▸ **What is asked**: Each entry must be reproduced precisely as it stands.

▸ **Task data**:
****************************************

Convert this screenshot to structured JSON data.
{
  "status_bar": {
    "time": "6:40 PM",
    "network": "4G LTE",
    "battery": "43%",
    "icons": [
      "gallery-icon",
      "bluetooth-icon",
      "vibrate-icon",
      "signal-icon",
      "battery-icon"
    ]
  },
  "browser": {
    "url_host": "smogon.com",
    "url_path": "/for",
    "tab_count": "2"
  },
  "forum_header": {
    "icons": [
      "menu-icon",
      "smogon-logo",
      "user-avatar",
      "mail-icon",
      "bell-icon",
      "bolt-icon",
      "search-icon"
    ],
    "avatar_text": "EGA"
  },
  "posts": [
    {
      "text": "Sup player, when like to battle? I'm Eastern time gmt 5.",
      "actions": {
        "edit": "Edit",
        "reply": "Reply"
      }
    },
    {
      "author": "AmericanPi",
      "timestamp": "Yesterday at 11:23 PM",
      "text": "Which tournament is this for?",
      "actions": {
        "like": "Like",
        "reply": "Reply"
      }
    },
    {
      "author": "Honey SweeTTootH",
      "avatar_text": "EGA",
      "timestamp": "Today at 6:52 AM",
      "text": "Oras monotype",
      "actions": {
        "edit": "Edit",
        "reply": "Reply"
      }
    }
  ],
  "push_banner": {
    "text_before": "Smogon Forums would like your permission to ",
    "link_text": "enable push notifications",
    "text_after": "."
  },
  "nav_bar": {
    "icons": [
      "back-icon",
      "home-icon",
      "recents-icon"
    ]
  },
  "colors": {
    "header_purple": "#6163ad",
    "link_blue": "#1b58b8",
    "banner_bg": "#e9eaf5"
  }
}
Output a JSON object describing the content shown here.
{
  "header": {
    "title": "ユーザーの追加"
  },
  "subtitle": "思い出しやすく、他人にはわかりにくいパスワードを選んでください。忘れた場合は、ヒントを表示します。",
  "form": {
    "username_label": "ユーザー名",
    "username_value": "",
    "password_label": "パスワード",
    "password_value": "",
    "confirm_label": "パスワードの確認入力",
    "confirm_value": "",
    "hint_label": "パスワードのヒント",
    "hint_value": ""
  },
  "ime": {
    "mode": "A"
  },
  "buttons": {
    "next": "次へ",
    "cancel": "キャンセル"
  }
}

****************************************

▸ **Answer in full**:
Convert this screenshot to structured JSON data.
{
  "status_bar": {
    "time": "6:40 PM",
    "network": "4G LTE",
    "battery": "43%",
    "icons": [
      "gallery-icon",
      "bluetooth-icon",
      "vibrate-icon",
      "signal-icon",
      "battery-icon"
    ]
  },
  "browser": {
    "url_host": "smogon.com",
    "url_path": "/for",
    "tab_count": "2"
  },
  "forum_header": {
    "icons": [
      "menu-icon",
      "smogon-logo",
      "user-avatar",
      "mail-icon",
      "bell-icon",
      "bolt-icon",
      "search-icon"
    ],
    "avatar_text": "EGA"
  },
  "posts": [
    {
      "text": "Sup player, when like to battle? I'm Eastern time gmt 5.",
      "actions": {
        "edit": "Edit",
        "reply": "Reply"
      }
    },
    {
      "author": "AmericanPi",
      "timestamp": "Yesterday at 11:23 PM",
      "text": "Which tournament is this for?",
      "actions": {
        "like": "Like",
        "reply": "Reply"
      }
    },
    {
      "author": "Honey SweeTTootH",
      "avatar_text": "EGA",
      "timestamp": "Today at 6:52 AM",
      "text": "Oras monotype",
      "actions": {
        "edit": "Edit",
        "reply": "Reply"
      }
    }
  ],
  "push_banner": {
    "text_before": "Smogon Forums would like your permission to ",
    "link_text": "enable push notifications",
    "text_after": "."
  },
  "nav_bar": {
    "icons": [
      "back-icon",
      "home-icon",
      "recents-icon"
    ]
  },
  "colors": {
    "header_purple": "#6163ad",
    "link_blue": "#1b58b8",
    "banner_bg": "#e9eaf5"
  }
}
Output a JSON object describing the content shown here.
{
  "header": {
    "title": "ユーザーの追加"
  },
  "subtitle": "思い出しやすく、他人にはわかりにくいパスワードを選んでください。忘れた場合は、ヒントを表示します。",
  "form": {
    "username_label": "ユーザー名",
    "username_value": "",
    "password_label": "パスワード",
    "password_value": "",
    "confirm_label": "パスワードの確認入力",
    "confirm_value": "",
    "hint_label": "パスワードのヒント",
    "hint_value": ""
  },
  "ime": {
    "mode": "A"
  },
  "buttons": {
    "next": "次へ",
    "cancel": "キャンセル"
  }
}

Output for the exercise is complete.